■ TO DO ■
Select each line where the word "دولار" appears.
── DATASET RECORDS ──
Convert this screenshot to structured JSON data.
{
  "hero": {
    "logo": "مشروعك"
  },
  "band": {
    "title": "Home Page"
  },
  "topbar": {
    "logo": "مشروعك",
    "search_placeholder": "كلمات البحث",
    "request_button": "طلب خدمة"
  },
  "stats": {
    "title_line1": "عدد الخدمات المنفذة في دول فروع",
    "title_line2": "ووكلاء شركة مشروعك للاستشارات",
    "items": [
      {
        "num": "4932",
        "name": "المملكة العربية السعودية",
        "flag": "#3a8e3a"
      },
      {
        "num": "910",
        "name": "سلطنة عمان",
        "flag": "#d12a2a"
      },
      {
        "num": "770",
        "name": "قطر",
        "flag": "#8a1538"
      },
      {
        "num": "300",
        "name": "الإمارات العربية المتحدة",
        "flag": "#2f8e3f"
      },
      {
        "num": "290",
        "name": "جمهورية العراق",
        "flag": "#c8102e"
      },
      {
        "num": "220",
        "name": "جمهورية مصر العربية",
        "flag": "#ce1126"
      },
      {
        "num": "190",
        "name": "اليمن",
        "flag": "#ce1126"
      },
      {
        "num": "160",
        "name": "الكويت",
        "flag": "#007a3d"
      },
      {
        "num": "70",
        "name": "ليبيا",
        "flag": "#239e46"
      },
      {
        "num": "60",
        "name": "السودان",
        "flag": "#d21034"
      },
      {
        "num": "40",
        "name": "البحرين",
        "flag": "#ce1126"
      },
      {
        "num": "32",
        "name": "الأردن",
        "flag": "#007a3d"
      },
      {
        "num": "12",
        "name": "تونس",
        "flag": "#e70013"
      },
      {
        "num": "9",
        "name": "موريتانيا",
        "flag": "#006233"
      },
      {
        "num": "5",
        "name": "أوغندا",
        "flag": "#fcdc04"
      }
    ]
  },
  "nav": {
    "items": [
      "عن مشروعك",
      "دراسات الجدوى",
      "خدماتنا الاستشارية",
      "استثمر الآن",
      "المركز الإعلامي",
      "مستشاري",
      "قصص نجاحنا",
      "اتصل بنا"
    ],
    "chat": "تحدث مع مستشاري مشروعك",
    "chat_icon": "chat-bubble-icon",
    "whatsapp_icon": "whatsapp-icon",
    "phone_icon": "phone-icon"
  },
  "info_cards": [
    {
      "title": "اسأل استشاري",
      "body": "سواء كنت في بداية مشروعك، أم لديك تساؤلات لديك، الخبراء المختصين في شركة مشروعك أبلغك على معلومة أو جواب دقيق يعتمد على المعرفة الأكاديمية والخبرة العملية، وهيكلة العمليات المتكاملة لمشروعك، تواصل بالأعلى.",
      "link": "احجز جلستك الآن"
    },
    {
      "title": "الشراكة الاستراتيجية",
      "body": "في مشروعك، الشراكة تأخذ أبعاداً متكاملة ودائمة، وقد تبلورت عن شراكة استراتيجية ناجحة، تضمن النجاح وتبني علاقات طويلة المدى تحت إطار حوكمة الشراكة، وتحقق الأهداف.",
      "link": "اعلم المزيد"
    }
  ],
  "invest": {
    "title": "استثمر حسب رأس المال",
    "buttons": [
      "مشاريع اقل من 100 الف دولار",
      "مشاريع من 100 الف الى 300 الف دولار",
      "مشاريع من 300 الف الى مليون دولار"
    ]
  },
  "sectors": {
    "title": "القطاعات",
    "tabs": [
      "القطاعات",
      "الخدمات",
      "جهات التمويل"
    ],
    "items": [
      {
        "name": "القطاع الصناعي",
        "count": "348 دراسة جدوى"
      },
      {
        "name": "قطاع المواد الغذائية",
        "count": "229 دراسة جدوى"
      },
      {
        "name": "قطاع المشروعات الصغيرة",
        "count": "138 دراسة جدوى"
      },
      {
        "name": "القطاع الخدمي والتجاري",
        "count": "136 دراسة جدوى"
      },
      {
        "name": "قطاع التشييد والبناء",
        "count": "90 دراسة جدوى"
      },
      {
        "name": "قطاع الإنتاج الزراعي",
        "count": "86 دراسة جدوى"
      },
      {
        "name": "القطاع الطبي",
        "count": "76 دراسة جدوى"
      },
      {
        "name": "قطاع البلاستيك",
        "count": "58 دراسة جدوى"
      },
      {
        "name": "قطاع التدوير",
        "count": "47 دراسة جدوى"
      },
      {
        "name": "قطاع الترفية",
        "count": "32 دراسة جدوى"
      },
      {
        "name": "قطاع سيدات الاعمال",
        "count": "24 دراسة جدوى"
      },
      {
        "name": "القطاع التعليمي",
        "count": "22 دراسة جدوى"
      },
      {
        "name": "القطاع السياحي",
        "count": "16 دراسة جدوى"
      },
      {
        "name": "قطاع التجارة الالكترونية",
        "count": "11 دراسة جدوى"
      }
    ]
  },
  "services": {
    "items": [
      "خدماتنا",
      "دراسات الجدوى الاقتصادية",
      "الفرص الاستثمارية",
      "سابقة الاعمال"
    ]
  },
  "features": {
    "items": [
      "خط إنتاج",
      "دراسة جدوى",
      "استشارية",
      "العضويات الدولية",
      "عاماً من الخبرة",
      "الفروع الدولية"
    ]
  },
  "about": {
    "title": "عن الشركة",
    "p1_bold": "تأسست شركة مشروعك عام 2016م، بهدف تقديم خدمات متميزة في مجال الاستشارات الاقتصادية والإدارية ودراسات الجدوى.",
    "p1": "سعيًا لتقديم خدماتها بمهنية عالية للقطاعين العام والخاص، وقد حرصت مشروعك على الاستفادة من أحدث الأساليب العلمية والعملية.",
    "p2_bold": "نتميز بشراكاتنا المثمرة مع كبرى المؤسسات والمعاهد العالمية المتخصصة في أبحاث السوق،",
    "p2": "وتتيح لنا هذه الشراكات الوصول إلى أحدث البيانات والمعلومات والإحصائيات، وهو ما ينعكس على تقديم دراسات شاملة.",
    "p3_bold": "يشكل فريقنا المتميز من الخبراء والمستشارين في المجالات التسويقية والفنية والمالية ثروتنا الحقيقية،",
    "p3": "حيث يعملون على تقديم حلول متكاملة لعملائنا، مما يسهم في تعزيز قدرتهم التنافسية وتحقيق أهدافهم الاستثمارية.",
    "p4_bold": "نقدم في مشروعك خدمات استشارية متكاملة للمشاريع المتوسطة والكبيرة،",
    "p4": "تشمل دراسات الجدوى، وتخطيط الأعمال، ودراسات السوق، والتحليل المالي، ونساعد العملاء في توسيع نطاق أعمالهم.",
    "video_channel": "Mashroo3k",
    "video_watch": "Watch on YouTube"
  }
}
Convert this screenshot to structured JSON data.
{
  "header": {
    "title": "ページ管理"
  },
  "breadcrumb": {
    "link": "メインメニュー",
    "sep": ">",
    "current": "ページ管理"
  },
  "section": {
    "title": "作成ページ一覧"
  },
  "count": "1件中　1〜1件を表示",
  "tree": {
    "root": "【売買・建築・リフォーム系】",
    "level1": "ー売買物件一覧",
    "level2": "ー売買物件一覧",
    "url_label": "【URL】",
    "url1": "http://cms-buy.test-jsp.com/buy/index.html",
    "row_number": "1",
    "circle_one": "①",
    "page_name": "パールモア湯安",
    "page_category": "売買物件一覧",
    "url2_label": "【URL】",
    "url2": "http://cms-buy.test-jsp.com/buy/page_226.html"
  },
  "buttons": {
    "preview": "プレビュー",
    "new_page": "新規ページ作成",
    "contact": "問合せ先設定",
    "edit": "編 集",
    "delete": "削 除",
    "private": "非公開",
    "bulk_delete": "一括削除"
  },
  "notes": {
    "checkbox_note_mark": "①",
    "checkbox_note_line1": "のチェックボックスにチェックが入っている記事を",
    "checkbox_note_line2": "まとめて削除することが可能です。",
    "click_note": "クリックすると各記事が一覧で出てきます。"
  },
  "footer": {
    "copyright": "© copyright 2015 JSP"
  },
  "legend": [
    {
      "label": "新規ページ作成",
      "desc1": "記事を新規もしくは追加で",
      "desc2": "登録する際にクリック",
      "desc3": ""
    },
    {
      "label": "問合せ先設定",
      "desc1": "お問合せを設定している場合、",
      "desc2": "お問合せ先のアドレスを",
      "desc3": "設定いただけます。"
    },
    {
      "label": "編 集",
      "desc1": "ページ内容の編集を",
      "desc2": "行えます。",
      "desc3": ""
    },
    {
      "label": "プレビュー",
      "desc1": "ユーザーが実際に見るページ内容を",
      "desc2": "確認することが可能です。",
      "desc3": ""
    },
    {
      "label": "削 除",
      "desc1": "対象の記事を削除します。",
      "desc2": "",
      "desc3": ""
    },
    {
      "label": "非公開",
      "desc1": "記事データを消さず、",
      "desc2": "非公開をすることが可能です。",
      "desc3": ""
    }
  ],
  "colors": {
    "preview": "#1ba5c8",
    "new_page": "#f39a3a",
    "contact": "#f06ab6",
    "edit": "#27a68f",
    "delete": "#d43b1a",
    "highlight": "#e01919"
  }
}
───
■ ANSWER FOR THE TASK ■
      "مشاريع اقل من 100 الف دولار",
      "مشاريع من 100 الف الى 300 الف دولار",
      "مشاريع من 300 الف الى مليون دولار"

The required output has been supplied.